* [What the task asks]
Omit the pictures, then write out every entry exactly as it reads.
======== Data listing ========
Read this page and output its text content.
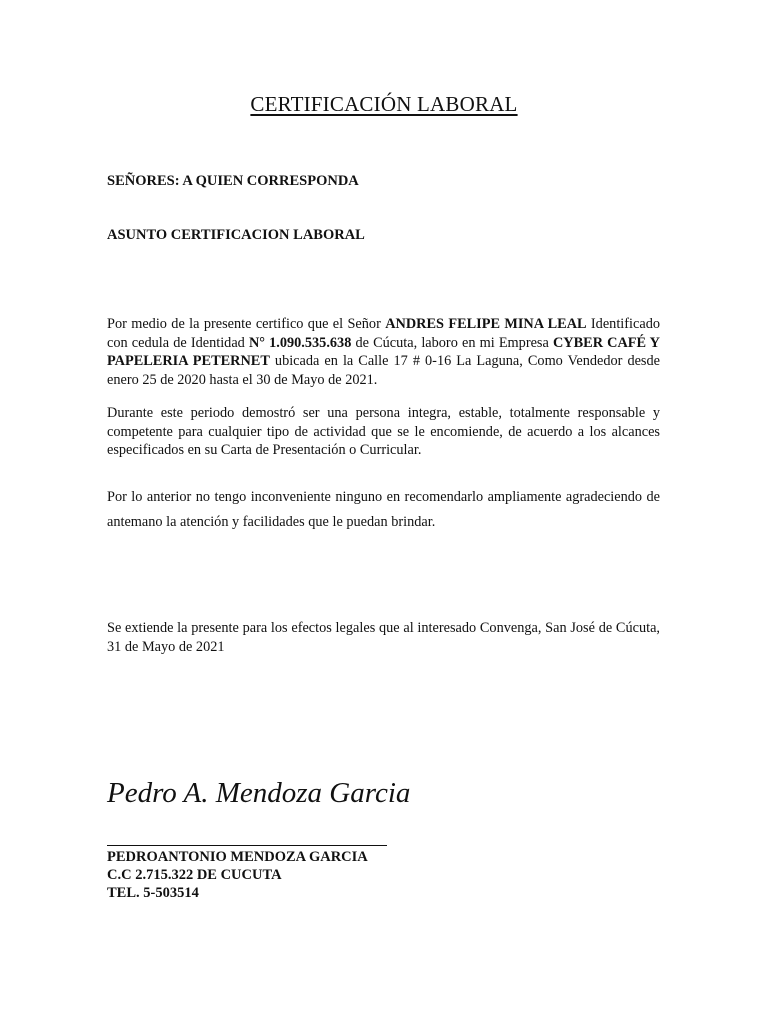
CERTIFICACIÓN LABORAL
SEÑORES: A QUIEN CORRESPONDA
ASUNTO CERTIFICACION LABORAL
Por medio de la presente certifico que el Señor ANDRES FELIPE MINA LEAL Identificado con cedula de Identidad N° 1.090.535.638 de Cúcuta, laboro en mi Empresa CYBER CAFÉ Y PAPELERIA PETERNET ubicada en la Calle 17 # 0-16 La Laguna, Como Vendedor desde enero 25 de 2020 hasta el 30 de Mayo de 2021.
Durante este periodo demostró ser una persona integra, estable, totalmente responsable y competente para cualquier tipo de actividad que se le encomiende, de acuerdo a los alcances especificados en su Carta de Presentación o Curricular.
Por lo anterior no tengo inconveniente ninguno en recomendarlo ampliamente agradeciendo de antemano la atención y facilidades que le puedan brindar.
Se extiende la presente para los efectos legales que al interesado Convenga, San José de Cúcuta, 31 de Mayo de 2021
Pedro A. Mendoza Garcia
PEDROANTONIO MENDOZA GARCIA
C.C 2.715.322 DE CUCUTA
TEL. 5-503514
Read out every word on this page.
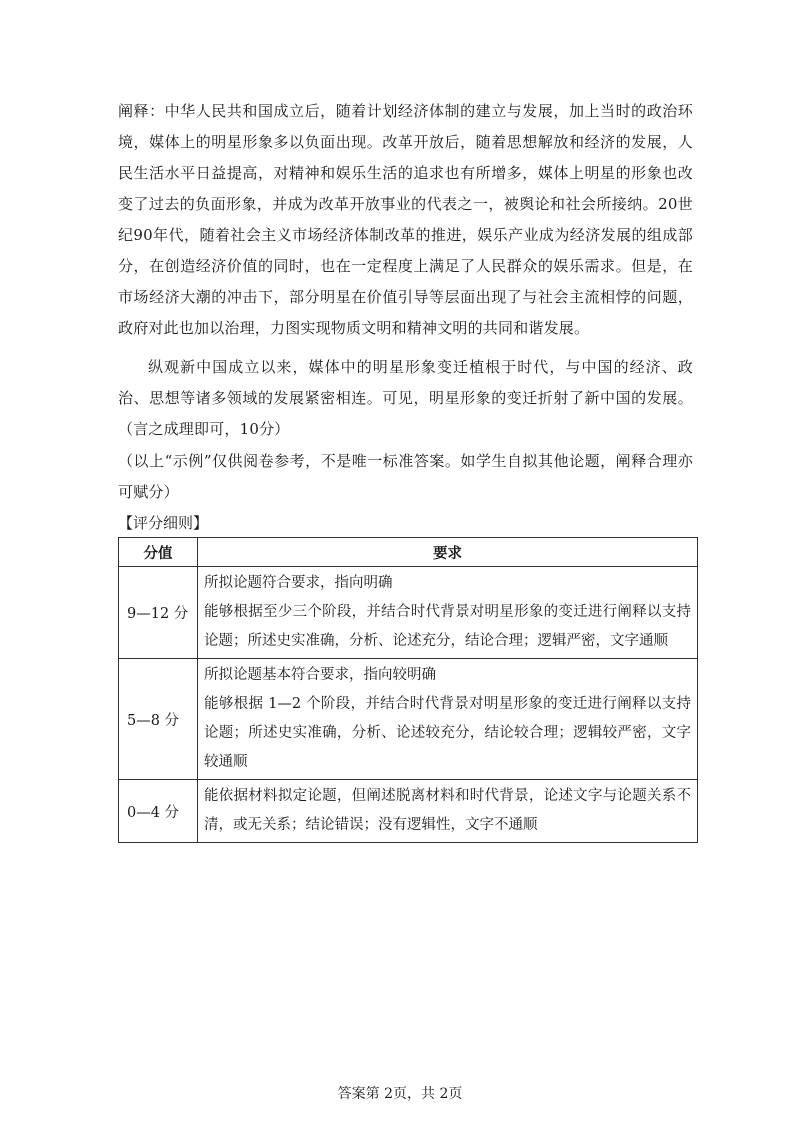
阐释：中华人民共和国成立后，随着计划经济体制的建立与发展，加上当时的政治环境，媒体上的明星形象多以负面出现。改革开放后，随着思想解放和经济的发展，人民生活水平日益提高，对精神和娱乐生活的追求也有所增多，媒体上明星的形象也改变了过去的负面形象，并成为改革开放事业的代表之一，被舆论和社会所接纳。20世纪90年代，随着社会主义市场经济体制改革的推进，娱乐产业成为经济发展的组成部分，在创造经济价值的同时，也在一定程度上满足了人民群众的娱乐需求。但是，在市场经济大潮的冲击下，部分明星在价值引导等层面出现了与社会主流相悖的问题，政府对此也加以治理，力图实现物质文明和精神文明的共同和谐发展。

纵观新中国成立以来，媒体中的明星形象变迁植根于时代，与中国的经济、政治、思想等诸多领域的发展紧密相连。可见，明星形象的变迁折射了新中国的发展。（言之成理即可，10分）

（以上“示例”仅供阅卷参考，不是唯一标准答案。如学生自拟其他论题，阐释合理亦可赋分）

【评分细则】
分值	要求
9—12 分	所拟论题符合要求，指向明确
能够根据至少三个阶段，并结合时代背景对明星形象的变迁进行阐释以支持论题；所述史实准确，分析、论述充分，结论合理；逻辑严密，文字通顺

5—8 分	所拟论题基本符合要求，指向较明确
能够根据 1—2 个阶段，并结合时代背景对明星形象的变迁进行阐释以支持论题；所述史实准确，分析、论述较充分，结论较合理；逻辑较严密，文字较通顺

0—4 分	能依据材料拟定论题，但阐述脱离材料和时代背景，论述文字与论题关系不清，或无关系；结论错误；没有逻辑性，文字不通顺
答案第 2页，共 2页
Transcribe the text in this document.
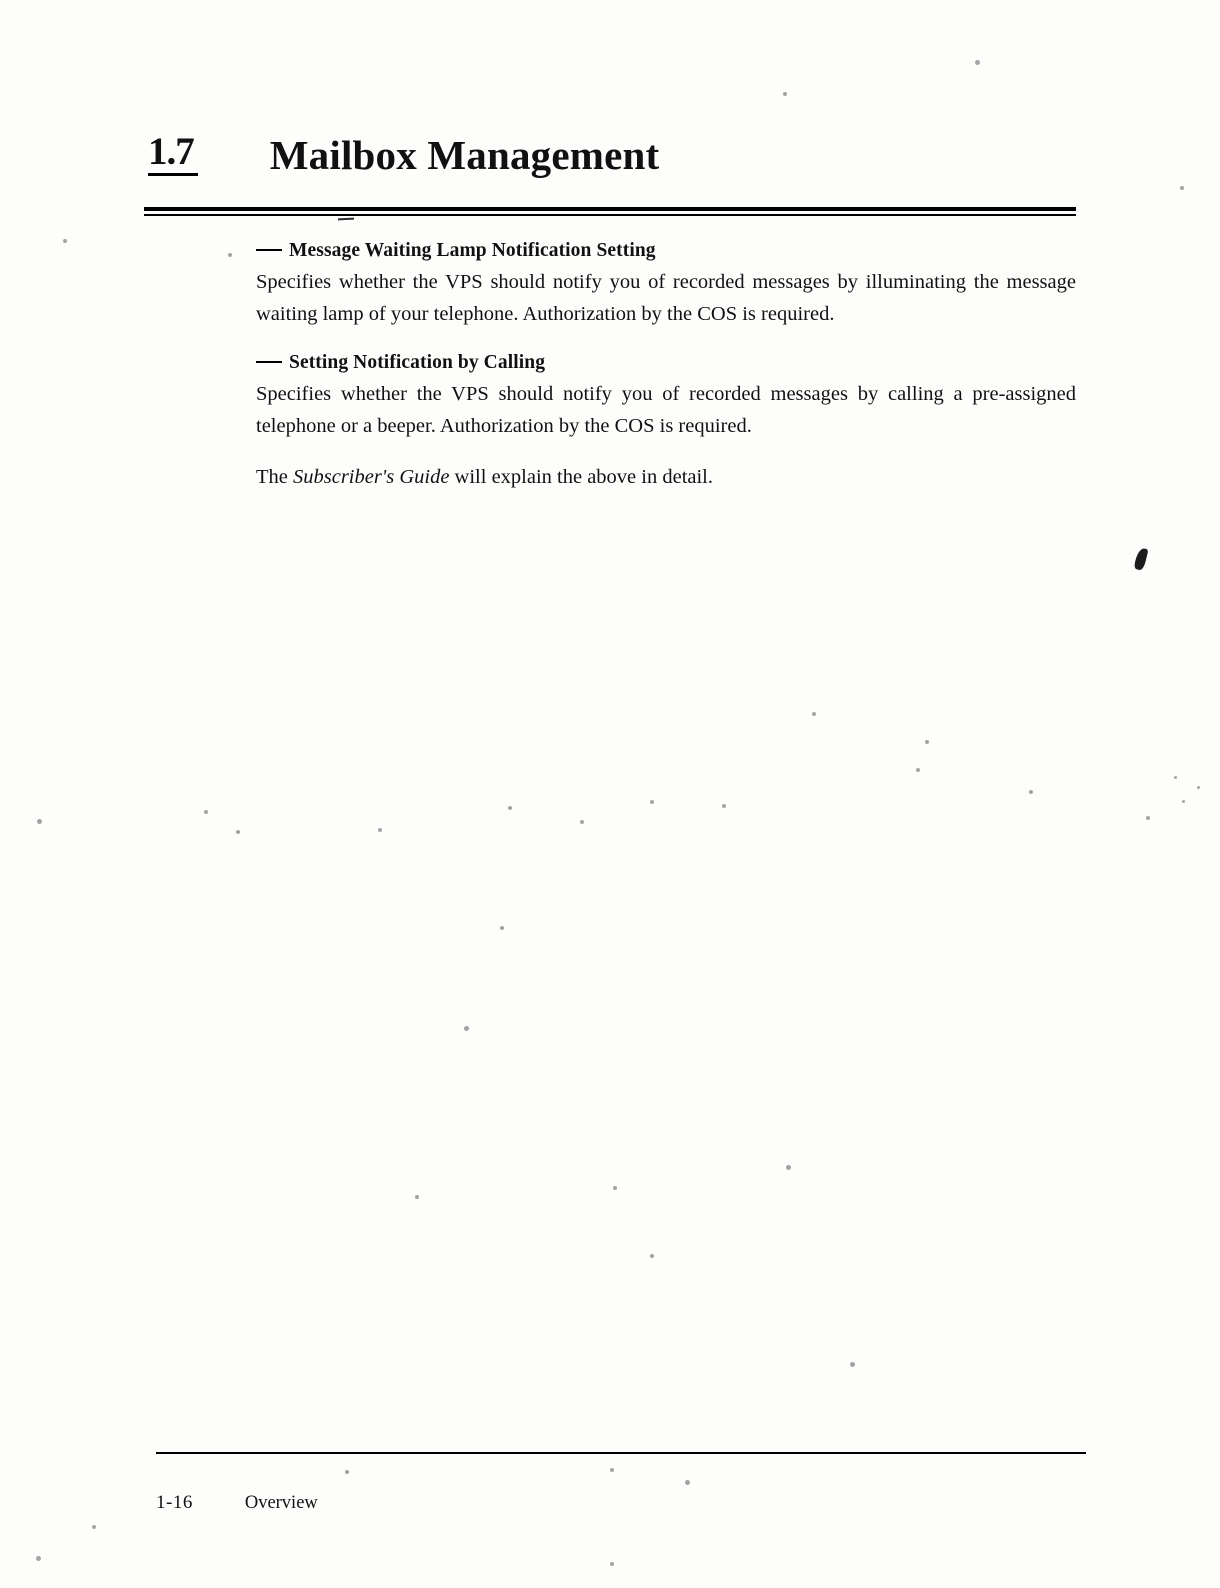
1.7 Mailbox Management
Message Waiting Lamp Notification Setting

Specifies whether the VPS should notify you of recorded messages by illuminating the message waiting lamp of your telephone. Authorization by the COS is required.

Setting Notification by Calling

Specifies whether the VPS should notify you of recorded messages by calling a pre-assigned telephone or a beeper. Authorization by the COS is required.

The Subscriber's Guide will explain the above in detail.

1-16	Overview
========
* [Written response]
Read this page and output its text content.
CERTIFICACIÓN LABORAL
SEÑORES: A QUIEN CORRESPONDA
ASUNTO CERTIFICACION LABORAL
Por medio de la presente certifico que el Señor ANDRES FELIPE MINA LEAL Identificado con cedula de Identidad N° 1.090.535.638 de Cúcuta, laboro en mi Empresa CYBER CAFÉ Y PAPELERIA PETERNET ubicada en la Calle 17 # 0-16 La Laguna, Como Vendedor desde enero 25 de 2020 hasta el 30 de Mayo de 2021.
Durante este periodo demostró ser una persona integra, estable, totalmente responsable y competente para cualquier tipo de actividad que se le encomiende, de acuerdo a los alcances especificados en su Carta de Presentación o Curricular.
Por lo anterior no tengo inconveniente ninguno en recomendarlo ampliamente agradeciendo de antemano la atención y facilidades que le puedan brindar.
Se extiende la presente para los efectos legales que al interesado Convenga, San José de Cúcuta, 31 de Mayo de 2021
Pedro A. Mendoza Garcia
PEDROANTONIO MENDOZA GARCIA
C.C 2.715.322 DE CUCUTA
TEL. 5-503514
Read out every word on this page.
阐释：中华人民共和国成立后，随着计划经济体制的建立与发展，加上当时的政治环境，媒体上的明星形象多以负面出现。改革开放后，随着思想解放和经济的发展，人民生活水平日益提高，对精神和娱乐生活的追求也有所增多，媒体上明星的形象也改变了过去的负面形象，并成为改革开放事业的代表之一，被舆论和社会所接纳。20世纪90年代，随着社会主义市场经济体制改革的推进，娱乐产业成为经济发展的组成部分，在创造经济价值的同时，也在一定程度上满足了人民群众的娱乐需求。但是，在市场经济大潮的冲击下，部分明星在价值引导等层面出现了与社会主流相悖的问题，政府对此也加以治理，力图实现物质文明和精神文明的共同和谐发展。

纵观新中国成立以来，媒体中的明星形象变迁植根于时代，与中国的经济、政治、思想等诸多领域的发展紧密相连。可见，明星形象的变迁折射了新中国的发展。（言之成理即可，10分）

（以上“示例”仅供阅卷参考，不是唯一标准答案。如学生自拟其他论题，阐释合理亦可赋分）

【评分细则】
分值	要求
9—12 分	所拟论题符合要求，指向明确
能够根据至少三个阶段，并结合时代背景对明星形象的变迁进行阐释以支持论题；所述史实准确，分析、论述充分，结论合理；逻辑严密，文字通顺

5—8 分	所拟论题基本符合要求，指向较明确
能够根据 1—2 个阶段，并结合时代背景对明星形象的变迁进行阐释以支持论题；所述史实准确，分析、论述较充分，结论较合理；逻辑较严密，文字较通顺

0—4 分	能依据材料拟定论题，但阐述脱离材料和时代背景，论述文字与论题关系不清，或无关系；结论错误；没有逻辑性，文字不通顺
答案第 2页，共 2页
Transcribe the text in this document.
1.7 Mailbox Management
Message Waiting Lamp Notification Setting

Specifies whether the VPS should notify you of recorded messages by illuminating the message waiting lamp of your telephone. Authorization by the COS is required.

Setting Notification by Calling

Specifies whether the VPS should notify you of recorded messages by calling a pre-assigned telephone or a beeper. Authorization by the COS is required.

The Subscriber's Guide will explain the above in detail.

1-16	Overview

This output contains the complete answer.